▶ _GOAL OF THE EXERCISE_: Filter out everything except lines holding "this".

▶ _RECORDS SUPPLIED_:

━━━━━━━━

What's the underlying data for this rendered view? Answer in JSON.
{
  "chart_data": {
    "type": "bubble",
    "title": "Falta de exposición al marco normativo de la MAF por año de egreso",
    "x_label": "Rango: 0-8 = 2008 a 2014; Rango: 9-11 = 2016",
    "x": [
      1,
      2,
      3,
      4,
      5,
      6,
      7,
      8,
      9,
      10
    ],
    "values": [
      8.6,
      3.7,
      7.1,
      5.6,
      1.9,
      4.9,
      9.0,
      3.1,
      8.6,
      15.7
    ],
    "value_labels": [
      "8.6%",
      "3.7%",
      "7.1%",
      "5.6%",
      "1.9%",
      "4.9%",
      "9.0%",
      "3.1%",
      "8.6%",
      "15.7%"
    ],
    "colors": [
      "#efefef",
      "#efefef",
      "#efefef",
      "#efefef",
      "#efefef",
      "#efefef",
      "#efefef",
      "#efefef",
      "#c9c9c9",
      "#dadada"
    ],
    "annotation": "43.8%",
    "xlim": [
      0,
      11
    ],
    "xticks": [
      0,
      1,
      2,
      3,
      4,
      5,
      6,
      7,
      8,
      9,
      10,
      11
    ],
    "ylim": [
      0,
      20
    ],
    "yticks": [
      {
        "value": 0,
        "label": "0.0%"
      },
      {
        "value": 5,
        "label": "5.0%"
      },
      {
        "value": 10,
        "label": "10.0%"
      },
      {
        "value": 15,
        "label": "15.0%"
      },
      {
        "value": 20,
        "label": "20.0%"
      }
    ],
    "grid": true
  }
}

━━━━━━━━

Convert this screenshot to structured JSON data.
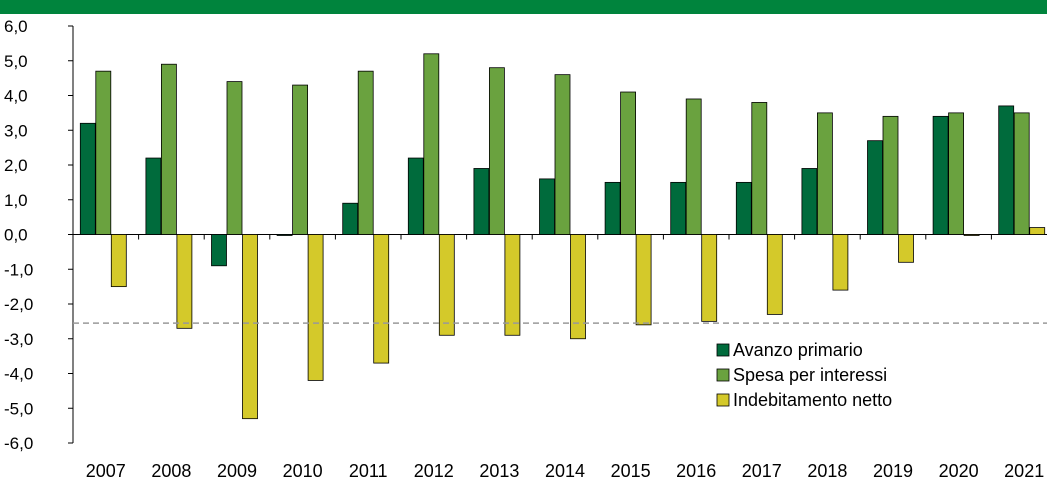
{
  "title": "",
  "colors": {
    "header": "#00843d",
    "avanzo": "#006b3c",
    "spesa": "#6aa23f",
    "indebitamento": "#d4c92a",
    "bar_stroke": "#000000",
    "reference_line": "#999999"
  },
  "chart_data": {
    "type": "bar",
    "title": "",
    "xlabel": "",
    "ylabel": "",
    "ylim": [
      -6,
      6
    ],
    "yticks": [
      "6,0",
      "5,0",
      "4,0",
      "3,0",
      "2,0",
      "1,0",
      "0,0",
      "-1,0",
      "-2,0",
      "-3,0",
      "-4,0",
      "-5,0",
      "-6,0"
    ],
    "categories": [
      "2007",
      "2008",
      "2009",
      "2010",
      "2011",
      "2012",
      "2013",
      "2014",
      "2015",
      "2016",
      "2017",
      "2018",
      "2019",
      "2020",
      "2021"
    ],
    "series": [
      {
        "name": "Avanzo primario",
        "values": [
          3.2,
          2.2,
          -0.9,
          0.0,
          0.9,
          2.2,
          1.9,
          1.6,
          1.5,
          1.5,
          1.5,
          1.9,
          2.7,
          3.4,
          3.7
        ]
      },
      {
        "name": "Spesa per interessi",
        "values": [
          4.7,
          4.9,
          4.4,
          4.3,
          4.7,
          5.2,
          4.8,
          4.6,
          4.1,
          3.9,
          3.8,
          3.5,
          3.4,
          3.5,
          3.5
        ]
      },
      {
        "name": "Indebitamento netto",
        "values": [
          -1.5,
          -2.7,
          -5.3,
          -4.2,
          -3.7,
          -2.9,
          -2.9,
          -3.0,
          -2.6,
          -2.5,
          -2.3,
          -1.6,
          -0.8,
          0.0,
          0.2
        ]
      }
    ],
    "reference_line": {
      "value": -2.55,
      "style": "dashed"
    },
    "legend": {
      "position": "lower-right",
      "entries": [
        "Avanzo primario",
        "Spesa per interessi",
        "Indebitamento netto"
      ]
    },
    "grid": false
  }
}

━━━━━━━━

▶ _CORRECT ANSWER_:
What's the underlying data for this rendered view? Answer in JSON.
Convert this screenshot to structured JSON data.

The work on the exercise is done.